==== Material ====
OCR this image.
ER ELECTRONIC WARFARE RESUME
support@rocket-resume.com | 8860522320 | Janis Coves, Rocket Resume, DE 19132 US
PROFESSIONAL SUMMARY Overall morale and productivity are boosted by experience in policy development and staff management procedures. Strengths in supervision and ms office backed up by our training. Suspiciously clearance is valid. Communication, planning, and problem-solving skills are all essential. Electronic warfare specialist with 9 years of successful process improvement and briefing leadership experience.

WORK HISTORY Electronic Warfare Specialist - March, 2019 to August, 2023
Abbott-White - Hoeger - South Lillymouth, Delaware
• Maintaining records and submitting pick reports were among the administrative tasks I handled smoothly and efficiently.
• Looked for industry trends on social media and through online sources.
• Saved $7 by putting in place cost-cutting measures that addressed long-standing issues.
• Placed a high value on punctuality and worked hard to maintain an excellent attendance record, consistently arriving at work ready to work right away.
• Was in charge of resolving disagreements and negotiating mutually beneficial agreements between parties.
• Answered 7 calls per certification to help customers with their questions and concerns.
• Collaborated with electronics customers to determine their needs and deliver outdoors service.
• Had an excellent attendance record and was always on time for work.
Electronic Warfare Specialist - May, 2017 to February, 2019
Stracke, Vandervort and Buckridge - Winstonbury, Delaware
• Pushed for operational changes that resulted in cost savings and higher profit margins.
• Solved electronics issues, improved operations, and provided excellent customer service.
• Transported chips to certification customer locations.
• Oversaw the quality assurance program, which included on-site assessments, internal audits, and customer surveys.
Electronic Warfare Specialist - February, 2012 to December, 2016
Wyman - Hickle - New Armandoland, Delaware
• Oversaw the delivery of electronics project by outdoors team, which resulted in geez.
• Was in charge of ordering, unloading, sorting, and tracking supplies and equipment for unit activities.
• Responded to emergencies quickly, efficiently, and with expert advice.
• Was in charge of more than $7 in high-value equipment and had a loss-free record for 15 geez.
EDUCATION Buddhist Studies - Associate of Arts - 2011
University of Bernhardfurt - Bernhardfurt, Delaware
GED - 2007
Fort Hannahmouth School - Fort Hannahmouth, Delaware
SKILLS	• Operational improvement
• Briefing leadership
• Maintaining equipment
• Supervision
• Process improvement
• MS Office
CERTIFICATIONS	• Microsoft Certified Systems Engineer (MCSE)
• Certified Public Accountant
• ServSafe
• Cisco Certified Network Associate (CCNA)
====
• Do this: Make an exact copy of the listing, including every line.

• Task response:
OCR this image.
ER ELECTRONIC WARFARE RESUME
support@rocket-resume.com | 8860522320 | Janis Coves, Rocket Resume, DE 19132 US
PROFESSIONAL SUMMARY Overall morale and productivity are boosted by experience in policy development and staff management procedures. Strengths in supervision and ms office backed up by our training. Suspiciously clearance is valid. Communication, planning, and problem-solving skills are all essential. Electronic warfare specialist with 9 years of successful process improvement and briefing leadership experience.

WORK HISTORY Electronic Warfare Specialist - March, 2019 to August, 2023
Abbott-White - Hoeger - South Lillymouth, Delaware
• Maintaining records and submitting pick reports were among the administrative tasks I handled smoothly and efficiently.
• Looked for industry trends on social media and through online sources.
• Saved $7 by putting in place cost-cutting measures that addressed long-standing issues.
• Placed a high value on punctuality and worked hard to maintain an excellent attendance record, consistently arriving at work ready to work right away.
• Was in charge of resolving disagreements and negotiating mutually beneficial agreements between parties.
• Answered 7 calls per certification to help customers with their questions and concerns.
• Collaborated with electronics customers to determine their needs and deliver outdoors service.
• Had an excellent attendance record and was always on time for work.
Electronic Warfare Specialist - May, 2017 to February, 2019
Stracke, Vandervort and Buckridge - Winstonbury, Delaware
• Pushed for operational changes that resulted in cost savings and higher profit margins.
• Solved electronics issues, improved operations, and provided excellent customer service.
• Transported chips to certification customer locations.
• Oversaw the quality assurance program, which included on-site assessments, internal audits, and customer surveys.
Electronic Warfare Specialist - February, 2012 to December, 2016
Wyman - Hickle - New Armandoland, Delaware
• Oversaw the delivery of electronics project by outdoors team, which resulted in geez.
• Was in charge of ordering, unloading, sorting, and tracking supplies and equipment for unit activities.
• Responded to emergencies quickly, efficiently, and with expert advice.
• Was in charge of more than $7 in high-value equipment and had a loss-free record for 15 geez.
EDUCATION Buddhist Studies - Associate of Arts - 2011
University of Bernhardfurt - Bernhardfurt, Delaware
GED - 2007
Fort Hannahmouth School - Fort Hannahmouth, Delaware
SKILLS	• Operational improvement
• Briefing leadership
• Maintaining equipment
• Supervision
• Process improvement
• MS Office
CERTIFICATIONS	• Microsoft Certified Systems Engineer (MCSE)
• Certified Public Accountant
• ServSafe
• Cisco Certified Network Associate (CCNA)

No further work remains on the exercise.